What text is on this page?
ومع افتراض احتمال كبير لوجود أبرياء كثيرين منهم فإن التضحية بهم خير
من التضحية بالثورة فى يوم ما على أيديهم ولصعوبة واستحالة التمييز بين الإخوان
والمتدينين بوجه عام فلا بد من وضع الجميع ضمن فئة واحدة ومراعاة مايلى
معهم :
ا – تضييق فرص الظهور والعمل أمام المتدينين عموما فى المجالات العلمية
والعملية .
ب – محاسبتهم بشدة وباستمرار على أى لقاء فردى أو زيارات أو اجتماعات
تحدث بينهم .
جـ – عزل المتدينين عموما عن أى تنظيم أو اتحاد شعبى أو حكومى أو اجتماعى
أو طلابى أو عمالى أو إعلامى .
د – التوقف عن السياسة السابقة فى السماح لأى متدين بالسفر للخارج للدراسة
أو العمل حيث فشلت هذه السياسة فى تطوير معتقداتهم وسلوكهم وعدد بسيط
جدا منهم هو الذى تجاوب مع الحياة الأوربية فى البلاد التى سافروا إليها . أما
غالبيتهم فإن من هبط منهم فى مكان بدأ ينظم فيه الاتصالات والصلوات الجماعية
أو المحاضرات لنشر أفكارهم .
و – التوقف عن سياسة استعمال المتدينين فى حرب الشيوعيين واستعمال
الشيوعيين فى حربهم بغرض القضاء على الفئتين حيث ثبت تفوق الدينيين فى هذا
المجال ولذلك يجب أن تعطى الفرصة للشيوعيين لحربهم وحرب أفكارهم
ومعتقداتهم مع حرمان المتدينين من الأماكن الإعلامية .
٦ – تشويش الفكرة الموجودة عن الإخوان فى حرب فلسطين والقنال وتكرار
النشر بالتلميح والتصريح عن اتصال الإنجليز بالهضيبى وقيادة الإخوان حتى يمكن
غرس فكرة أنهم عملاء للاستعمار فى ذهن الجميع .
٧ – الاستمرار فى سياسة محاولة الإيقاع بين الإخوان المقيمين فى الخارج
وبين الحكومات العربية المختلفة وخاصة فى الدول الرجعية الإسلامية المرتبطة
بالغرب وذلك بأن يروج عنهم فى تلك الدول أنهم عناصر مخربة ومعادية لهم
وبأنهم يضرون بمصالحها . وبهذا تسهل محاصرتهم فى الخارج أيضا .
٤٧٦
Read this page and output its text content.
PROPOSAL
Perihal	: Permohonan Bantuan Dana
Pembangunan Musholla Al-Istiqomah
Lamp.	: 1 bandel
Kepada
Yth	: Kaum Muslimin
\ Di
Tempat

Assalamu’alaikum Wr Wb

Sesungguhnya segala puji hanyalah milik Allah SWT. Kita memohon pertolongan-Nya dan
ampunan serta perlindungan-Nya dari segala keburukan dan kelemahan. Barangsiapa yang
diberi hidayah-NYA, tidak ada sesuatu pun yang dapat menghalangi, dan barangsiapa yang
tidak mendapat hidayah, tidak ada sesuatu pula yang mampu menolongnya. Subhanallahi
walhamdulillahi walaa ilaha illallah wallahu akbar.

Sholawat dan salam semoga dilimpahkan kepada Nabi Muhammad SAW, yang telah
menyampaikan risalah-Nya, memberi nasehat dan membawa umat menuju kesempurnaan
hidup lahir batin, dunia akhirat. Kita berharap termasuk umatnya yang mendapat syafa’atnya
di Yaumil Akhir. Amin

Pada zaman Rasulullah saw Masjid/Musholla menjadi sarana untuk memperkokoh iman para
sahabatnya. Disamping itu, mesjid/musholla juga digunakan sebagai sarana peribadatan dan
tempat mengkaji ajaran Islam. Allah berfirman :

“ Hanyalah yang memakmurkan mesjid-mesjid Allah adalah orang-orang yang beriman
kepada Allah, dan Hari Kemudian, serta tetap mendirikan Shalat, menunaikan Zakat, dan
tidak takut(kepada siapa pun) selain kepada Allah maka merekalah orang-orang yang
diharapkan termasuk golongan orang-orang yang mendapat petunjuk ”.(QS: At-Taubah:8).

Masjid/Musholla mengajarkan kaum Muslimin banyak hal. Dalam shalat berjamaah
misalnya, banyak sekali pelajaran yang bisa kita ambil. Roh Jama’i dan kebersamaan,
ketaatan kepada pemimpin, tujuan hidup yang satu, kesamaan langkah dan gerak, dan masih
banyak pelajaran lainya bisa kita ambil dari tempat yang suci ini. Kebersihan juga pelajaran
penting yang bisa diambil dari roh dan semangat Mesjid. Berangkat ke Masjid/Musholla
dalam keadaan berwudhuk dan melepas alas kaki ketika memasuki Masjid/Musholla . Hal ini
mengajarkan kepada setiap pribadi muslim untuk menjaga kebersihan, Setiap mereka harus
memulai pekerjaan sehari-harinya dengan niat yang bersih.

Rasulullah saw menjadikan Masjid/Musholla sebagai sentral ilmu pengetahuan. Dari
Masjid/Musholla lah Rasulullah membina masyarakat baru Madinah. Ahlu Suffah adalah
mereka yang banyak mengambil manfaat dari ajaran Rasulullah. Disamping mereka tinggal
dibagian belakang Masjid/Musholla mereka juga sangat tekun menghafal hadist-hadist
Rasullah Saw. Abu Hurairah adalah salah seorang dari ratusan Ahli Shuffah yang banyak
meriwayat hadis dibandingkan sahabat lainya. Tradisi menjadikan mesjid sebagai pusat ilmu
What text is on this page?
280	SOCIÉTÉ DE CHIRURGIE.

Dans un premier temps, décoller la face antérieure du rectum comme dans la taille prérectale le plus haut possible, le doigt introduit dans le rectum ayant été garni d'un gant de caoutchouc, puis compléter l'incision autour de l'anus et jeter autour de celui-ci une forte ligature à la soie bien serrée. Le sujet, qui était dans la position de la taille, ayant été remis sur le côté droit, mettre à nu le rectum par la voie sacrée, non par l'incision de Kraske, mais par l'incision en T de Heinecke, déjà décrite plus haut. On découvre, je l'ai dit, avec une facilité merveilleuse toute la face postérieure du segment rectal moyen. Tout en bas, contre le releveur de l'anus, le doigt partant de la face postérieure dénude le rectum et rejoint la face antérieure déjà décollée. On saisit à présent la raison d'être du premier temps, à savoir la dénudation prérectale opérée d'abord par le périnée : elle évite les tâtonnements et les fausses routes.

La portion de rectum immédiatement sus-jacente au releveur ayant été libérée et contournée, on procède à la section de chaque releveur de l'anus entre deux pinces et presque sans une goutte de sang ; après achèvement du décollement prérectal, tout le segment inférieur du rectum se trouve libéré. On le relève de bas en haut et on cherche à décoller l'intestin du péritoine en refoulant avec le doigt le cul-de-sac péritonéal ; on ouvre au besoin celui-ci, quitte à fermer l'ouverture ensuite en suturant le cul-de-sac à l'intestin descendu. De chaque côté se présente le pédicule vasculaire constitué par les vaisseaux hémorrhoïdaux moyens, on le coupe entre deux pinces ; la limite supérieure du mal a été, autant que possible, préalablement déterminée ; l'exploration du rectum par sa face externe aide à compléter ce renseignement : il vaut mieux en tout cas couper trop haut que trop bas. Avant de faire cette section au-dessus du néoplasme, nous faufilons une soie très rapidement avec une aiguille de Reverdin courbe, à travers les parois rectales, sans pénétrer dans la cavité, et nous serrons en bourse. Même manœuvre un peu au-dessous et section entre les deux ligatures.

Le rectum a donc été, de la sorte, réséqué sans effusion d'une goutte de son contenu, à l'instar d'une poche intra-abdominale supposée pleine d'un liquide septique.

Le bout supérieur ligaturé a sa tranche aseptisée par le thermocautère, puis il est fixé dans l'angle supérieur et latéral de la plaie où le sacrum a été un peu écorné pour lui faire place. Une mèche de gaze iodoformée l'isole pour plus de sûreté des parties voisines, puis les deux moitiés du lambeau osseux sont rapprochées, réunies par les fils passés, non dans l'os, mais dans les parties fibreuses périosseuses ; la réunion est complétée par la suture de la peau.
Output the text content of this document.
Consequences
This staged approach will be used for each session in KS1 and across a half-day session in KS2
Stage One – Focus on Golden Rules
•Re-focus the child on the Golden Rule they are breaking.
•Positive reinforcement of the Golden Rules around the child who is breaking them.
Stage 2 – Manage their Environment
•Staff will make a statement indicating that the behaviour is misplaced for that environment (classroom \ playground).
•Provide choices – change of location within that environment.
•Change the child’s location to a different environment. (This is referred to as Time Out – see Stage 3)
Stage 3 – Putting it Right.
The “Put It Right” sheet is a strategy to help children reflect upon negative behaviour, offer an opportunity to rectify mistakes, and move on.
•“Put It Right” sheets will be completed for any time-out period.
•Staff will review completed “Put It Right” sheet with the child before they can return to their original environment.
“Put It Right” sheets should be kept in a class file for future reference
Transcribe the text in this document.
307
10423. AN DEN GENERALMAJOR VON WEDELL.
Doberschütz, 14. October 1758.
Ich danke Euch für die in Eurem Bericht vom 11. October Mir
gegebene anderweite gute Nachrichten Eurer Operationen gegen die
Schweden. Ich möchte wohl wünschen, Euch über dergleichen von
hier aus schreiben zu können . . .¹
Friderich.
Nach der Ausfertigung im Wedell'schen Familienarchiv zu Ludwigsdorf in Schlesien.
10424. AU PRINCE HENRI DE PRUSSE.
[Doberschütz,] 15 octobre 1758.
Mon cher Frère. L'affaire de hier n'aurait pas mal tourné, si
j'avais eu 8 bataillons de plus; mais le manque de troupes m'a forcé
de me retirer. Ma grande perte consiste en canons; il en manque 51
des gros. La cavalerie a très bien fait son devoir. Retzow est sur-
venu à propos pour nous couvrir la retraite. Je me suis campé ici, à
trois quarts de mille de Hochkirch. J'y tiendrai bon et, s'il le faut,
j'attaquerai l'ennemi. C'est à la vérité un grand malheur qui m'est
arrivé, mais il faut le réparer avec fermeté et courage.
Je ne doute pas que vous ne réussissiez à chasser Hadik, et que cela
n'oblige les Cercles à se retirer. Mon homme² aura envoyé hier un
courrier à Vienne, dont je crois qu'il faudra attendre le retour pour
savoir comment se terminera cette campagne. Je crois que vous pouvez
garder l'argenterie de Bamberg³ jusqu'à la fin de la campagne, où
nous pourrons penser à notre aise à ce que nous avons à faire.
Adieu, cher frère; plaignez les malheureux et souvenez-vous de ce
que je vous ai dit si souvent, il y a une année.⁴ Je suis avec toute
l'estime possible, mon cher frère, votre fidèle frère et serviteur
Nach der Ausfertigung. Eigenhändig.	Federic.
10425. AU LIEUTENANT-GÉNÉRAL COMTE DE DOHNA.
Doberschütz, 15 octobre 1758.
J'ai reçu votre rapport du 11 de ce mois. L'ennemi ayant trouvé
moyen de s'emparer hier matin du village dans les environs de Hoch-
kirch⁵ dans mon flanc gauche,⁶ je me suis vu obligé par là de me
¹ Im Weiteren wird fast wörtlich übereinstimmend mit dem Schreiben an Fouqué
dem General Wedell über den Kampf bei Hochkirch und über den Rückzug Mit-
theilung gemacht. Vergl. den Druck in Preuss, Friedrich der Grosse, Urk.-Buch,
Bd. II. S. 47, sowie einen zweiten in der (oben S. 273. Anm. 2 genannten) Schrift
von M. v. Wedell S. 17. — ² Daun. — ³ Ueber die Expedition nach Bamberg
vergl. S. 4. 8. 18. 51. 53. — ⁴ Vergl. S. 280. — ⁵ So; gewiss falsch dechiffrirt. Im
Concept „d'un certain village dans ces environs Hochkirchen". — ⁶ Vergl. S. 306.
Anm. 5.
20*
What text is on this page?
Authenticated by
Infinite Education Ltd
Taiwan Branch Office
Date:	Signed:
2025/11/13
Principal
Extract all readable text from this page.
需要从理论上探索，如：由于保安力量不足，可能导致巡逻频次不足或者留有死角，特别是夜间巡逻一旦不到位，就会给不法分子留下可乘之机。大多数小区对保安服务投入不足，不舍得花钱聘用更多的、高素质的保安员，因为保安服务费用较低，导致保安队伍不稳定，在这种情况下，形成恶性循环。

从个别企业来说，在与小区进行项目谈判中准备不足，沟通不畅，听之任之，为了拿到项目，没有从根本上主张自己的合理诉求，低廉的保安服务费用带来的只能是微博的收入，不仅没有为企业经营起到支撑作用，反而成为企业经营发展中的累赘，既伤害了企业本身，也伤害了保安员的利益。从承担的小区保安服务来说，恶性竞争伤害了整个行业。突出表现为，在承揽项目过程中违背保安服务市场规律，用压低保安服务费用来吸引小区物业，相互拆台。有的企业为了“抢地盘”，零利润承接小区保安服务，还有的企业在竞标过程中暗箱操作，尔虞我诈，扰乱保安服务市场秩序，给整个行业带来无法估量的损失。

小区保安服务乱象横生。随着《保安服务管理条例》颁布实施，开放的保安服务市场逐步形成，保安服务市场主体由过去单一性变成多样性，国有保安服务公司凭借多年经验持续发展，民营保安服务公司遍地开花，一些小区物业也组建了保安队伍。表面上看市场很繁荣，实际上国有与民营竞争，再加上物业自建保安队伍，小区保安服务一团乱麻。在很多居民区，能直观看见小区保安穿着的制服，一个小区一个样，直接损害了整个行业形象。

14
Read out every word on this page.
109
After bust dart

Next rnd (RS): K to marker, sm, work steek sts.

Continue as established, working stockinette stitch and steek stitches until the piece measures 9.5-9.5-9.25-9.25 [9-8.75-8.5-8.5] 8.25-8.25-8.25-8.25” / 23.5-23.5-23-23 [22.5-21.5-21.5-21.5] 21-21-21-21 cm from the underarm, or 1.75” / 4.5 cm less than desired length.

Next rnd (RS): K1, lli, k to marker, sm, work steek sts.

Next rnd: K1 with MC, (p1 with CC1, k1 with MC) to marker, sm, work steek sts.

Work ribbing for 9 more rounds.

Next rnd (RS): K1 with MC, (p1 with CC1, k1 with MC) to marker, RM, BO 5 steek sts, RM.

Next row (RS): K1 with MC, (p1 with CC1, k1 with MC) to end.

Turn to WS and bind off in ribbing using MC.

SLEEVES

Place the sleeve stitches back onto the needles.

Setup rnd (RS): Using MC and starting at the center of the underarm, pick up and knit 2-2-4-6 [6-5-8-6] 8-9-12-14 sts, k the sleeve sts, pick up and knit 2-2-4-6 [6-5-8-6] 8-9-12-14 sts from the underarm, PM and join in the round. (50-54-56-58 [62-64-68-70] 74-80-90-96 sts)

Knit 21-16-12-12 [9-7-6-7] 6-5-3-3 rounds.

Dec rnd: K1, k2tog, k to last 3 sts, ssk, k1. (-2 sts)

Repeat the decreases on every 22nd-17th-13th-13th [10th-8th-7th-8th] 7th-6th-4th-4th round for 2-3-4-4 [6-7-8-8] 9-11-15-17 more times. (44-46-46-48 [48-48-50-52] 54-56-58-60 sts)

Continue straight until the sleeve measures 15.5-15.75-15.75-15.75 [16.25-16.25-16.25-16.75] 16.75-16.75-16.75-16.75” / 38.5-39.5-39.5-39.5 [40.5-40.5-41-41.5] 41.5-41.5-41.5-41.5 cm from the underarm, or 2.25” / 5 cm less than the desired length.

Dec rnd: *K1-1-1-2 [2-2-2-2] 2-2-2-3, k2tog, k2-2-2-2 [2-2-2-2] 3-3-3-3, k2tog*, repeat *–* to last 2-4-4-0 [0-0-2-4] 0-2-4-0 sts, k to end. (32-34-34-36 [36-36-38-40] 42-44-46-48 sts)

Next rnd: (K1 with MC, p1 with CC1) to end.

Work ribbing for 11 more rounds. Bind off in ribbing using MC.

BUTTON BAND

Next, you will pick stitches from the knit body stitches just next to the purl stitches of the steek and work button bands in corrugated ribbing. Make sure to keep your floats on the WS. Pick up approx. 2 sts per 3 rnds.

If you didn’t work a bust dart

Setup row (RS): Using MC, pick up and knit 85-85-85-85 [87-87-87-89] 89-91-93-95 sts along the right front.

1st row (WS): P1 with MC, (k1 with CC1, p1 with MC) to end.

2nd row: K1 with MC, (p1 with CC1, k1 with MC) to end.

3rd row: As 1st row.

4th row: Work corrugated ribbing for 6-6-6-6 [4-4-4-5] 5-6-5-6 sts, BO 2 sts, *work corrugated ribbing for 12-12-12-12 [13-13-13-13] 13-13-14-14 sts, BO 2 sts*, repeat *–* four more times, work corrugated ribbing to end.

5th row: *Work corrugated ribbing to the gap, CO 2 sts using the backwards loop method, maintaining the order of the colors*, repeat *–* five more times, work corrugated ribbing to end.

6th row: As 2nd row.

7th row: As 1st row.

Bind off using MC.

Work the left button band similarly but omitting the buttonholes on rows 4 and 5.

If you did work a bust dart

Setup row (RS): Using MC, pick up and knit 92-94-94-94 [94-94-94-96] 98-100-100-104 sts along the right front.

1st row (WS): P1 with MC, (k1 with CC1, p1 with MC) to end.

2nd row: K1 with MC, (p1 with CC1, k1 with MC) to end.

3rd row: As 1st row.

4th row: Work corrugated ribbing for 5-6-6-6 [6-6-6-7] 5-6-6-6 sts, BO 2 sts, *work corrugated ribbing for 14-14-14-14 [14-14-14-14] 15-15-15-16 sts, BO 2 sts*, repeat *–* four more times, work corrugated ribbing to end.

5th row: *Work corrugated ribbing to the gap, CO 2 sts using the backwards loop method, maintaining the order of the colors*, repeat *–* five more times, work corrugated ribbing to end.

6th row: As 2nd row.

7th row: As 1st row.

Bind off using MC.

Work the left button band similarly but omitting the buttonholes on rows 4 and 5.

Exercise task — From the records above, pick out and copy each line holding the word "savoir".

Task response —
Dans un premier temps, décoller la face antérieure du rectum comme dans la taille prérectale le plus haut possible, le doigt introduit dans le rectum ayant été garni d'un gant de caoutchouc, puis compléter l'incision autour de l'anus et jeter autour de celui-ci une forte ligature à la soie bien serrée. Le sujet, qui était dans la position de la taille, ayant été remis sur le côté droit, mettre à nu le rectum par la voie sacrée, non par l'incision de Kraske, mais par l'incision en T de Heinecke, déjà décrite plus haut. On découvre, je l'ai dit, avec une facilité merveilleuse toute la face postérieure du segment rectal moyen. Tout en bas, contre le releveur de l'anus, le doigt partant de la face postérieure dénude le rectum et rejoint la face antérieure déjà décollée. On saisit à présent la raison d'être du premier temps, à savoir la dénudation prérectale opérée d'abord par le périnée : elle évite les tâtonnements et les fausses routes.
savoir comment se terminera cette campagne. Je crois que vous pouvez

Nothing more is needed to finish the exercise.